> **TASK TO COMPLETE**
Every line of the material that follows must be printed again exactly.

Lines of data
+ + + +

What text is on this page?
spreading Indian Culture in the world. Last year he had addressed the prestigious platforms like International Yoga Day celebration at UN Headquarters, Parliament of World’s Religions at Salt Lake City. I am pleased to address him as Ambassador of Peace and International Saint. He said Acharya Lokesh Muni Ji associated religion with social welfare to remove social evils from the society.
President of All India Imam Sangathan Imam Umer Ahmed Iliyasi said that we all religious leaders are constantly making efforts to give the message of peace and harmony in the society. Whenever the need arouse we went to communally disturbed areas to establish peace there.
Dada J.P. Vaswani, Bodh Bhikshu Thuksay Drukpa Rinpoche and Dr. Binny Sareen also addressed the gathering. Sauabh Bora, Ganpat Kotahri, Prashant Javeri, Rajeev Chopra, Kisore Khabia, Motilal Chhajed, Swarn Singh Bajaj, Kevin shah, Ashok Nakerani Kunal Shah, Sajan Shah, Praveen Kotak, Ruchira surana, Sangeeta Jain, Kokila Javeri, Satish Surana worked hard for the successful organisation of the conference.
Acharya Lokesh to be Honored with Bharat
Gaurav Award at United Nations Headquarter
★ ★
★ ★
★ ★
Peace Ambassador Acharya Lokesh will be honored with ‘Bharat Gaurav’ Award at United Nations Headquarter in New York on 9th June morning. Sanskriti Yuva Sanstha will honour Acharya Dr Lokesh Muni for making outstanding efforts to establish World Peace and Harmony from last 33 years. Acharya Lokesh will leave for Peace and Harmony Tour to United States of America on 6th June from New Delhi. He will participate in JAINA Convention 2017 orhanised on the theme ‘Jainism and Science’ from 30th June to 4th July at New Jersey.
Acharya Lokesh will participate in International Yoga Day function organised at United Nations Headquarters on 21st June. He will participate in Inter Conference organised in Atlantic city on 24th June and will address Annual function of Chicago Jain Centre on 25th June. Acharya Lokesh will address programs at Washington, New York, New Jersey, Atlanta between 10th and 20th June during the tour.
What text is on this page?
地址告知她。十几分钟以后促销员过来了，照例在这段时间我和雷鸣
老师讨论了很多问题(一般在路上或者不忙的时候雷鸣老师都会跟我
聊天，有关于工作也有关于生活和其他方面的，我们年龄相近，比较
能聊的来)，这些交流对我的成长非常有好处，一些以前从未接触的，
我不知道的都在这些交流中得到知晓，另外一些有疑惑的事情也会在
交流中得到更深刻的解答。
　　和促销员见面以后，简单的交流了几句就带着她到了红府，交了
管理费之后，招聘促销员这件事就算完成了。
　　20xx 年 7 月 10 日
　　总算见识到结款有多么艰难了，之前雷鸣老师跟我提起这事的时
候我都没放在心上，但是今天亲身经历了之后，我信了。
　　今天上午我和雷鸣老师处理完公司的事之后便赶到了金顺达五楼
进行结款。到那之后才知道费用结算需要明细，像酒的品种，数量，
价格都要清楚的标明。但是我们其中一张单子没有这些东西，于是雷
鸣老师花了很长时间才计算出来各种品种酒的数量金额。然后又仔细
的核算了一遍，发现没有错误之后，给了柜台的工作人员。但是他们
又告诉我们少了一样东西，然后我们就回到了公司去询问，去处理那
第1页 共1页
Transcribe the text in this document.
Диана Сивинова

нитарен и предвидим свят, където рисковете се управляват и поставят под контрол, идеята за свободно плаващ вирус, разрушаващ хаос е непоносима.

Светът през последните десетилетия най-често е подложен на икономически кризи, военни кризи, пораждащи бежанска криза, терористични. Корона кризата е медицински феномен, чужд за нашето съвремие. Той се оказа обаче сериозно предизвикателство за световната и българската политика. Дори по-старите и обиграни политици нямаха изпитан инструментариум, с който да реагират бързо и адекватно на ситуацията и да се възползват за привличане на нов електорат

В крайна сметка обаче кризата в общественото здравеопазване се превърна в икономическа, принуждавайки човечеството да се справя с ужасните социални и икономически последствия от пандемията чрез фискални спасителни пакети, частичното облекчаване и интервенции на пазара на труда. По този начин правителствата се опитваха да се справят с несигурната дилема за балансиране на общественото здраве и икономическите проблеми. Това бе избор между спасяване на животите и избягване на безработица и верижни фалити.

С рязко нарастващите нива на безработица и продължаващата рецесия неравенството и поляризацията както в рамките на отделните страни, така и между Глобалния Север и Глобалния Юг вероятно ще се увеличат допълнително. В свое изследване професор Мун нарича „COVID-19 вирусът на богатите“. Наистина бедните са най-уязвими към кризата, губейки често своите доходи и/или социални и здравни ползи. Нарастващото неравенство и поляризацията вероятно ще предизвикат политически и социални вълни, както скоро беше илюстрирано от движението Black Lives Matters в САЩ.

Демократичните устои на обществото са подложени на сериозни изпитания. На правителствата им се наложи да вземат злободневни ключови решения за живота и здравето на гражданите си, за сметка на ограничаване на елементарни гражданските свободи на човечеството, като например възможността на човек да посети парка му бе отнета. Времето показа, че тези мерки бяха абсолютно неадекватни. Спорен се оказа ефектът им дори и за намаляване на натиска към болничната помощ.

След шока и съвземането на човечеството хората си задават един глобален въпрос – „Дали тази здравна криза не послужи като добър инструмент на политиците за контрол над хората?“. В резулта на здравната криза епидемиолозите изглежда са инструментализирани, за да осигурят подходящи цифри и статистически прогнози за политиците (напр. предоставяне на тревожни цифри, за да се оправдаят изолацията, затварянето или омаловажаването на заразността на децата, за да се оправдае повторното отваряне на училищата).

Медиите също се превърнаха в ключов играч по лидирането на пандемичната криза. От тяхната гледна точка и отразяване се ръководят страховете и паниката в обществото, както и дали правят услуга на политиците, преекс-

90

+ + + +

> **CORRECT RESPONSE**
What text is on this page?
spreading Indian Culture in the world. Last year he had addressed the prestigious platforms like International Yoga Day celebration at UN Headquarters, Parliament of World’s Religions at Salt Lake City. I am pleased to address him as Ambassador of Peace and International Saint. He said Acharya Lokesh Muni Ji associated religion with social welfare to remove social evils from the society.
President of All India Imam Sangathan Imam Umer Ahmed Iliyasi said that we all religious leaders are constantly making efforts to give the message of peace and harmony in the society. Whenever the need arouse we went to communally disturbed areas to establish peace there.
Dada J.P. Vaswani, Bodh Bhikshu Thuksay Drukpa Rinpoche and Dr. Binny Sareen also addressed the gathering. Sauabh Bora, Ganpat Kotahri, Prashant Javeri, Rajeev Chopra, Kisore Khabia, Motilal Chhajed, Swarn Singh Bajaj, Kevin shah, Ashok Nakerani Kunal Shah, Sajan Shah, Praveen Kotak, Ruchira surana, Sangeeta Jain, Kokila Javeri, Satish Surana worked hard for the successful organisation of the conference.
Acharya Lokesh to be Honored with Bharat
Gaurav Award at United Nations Headquarter
★ ★
★ ★
★ ★
Peace Ambassador Acharya Lokesh will be honored with ‘Bharat Gaurav’ Award at United Nations Headquarter in New York on 9th June morning. Sanskriti Yuva Sanstha will honour Acharya Dr Lokesh Muni for making outstanding efforts to establish World Peace and Harmony from last 33 years. Acharya Lokesh will leave for Peace and Harmony Tour to United States of America on 6th June from New Delhi. He will participate in JAINA Convention 2017 orhanised on the theme ‘Jainism and Science’ from 30th June to 4th July at New Jersey.
Acharya Lokesh will participate in International Yoga Day function organised at United Nations Headquarters on 21st June. He will participate in Inter Conference organised in Atlantic city on 24th June and will address Annual function of Chicago Jain Centre on 25th June. Acharya Lokesh will address programs at Washington, New York, New Jersey, Atlanta between 10th and 20th June during the tour.
What text is on this page?
地址告知她。十几分钟以后促销员过来了，照例在这段时间我和雷鸣
老师讨论了很多问题(一般在路上或者不忙的时候雷鸣老师都会跟我
聊天，有关于工作也有关于生活和其他方面的，我们年龄相近，比较
能聊的来)，这些交流对我的成长非常有好处，一些以前从未接触的，
我不知道的都在这些交流中得到知晓，另外一些有疑惑的事情也会在
交流中得到更深刻的解答。
　　和促销员见面以后，简单的交流了几句就带着她到了红府，交了
管理费之后，招聘促销员这件事就算完成了。
　　20xx 年 7 月 10 日
　　总算见识到结款有多么艰难了，之前雷鸣老师跟我提起这事的时
候我都没放在心上，但是今天亲身经历了之后，我信了。
　　今天上午我和雷鸣老师处理完公司的事之后便赶到了金顺达五楼
进行结款。到那之后才知道费用结算需要明细，像酒的品种，数量，
价格都要清楚的标明。但是我们其中一张单子没有这些东西，于是雷
鸣老师花了很长时间才计算出来各种品种酒的数量金额。然后又仔细
的核算了一遍，发现没有错误之后，给了柜台的工作人员。但是他们
又告诉我们少了一样东西，然后我们就回到了公司去询问，去处理那
第1页 共1页
Transcribe the text in this document.
Диана Сивинова

нитарен и предвидим свят, където рисковете се управляват и поставят под контрол, идеята за свободно плаващ вирус, разрушаващ хаос е непоносима.

Светът през последните десетилетия най-често е подложен на икономически кризи, военни кризи, пораждащи бежанска криза, терористични. Корона кризата е медицински феномен, чужд за нашето съвремие. Той се оказа обаче сериозно предизвикателство за световната и българската политика. Дори по-старите и обиграни политици нямаха изпитан инструментариум, с който да реагират бързо и адекватно на ситуацията и да се възползват за привличане на нов електорат

В крайна сметка обаче кризата в общественото здравеопазване се превърна в икономическа, принуждавайки човечеството да се справя с ужасните социални и икономически последствия от пандемията чрез фискални спасителни пакети, частичното облекчаване и интервенции на пазара на труда. По този начин правителствата се опитваха да се справят с несигурната дилема за балансиране на общественото здраве и икономическите проблеми. Това бе избор между спасяване на животите и избягване на безработица и верижни фалити.

С рязко нарастващите нива на безработица и продължаващата рецесия неравенството и поляризацията както в рамките на отделните страни, така и между Глобалния Север и Глобалния Юг вероятно ще се увеличат допълнително. В свое изследване професор Мун нарича „COVID-19 вирусът на богатите“. Наистина бедните са най-уязвими към кризата, губейки често своите доходи и/или социални и здравни ползи. Нарастващото неравенство и поляризацията вероятно ще предизвикат политически и социални вълни, както скоро беше илюстрирано от движението Black Lives Matters в САЩ.

Демократичните устои на обществото са подложени на сериозни изпитания. На правителствата им се наложи да вземат злободневни ключови решения за живота и здравето на гражданите си, за сметка на ограничаване на елементарни гражданските свободи на човечеството, като например възможността на човек да посети парка му бе отнета. Времето показа, че тези мерки бяха абсолютно неадекватни. Спорен се оказа ефектът им дори и за намаляване на натиска към болничната помощ.

След шока и съвземането на човечеството хората си задават един глобален въпрос – „Дали тази здравна криза не послужи като добър инструмент на политиците за контрол над хората?“. В резулта на здравната криза епидемиолозите изглежда са инструментализирани, за да осигурят подходящи цифри и статистически прогнози за политиците (напр. предоставяне на тревожни цифри, за да се оправдаят изолацията, затварянето или омаловажаването на заразността на децата, за да се оправдае повторното отваряне на училищата).

Медиите също се превърнаха в ключов играч по лидирането на пандемичната криза. От тяхната гледна точка и отразяване се ръководят страховете и паниката в обществото, както и дали правят услуга на политиците, преекс-

90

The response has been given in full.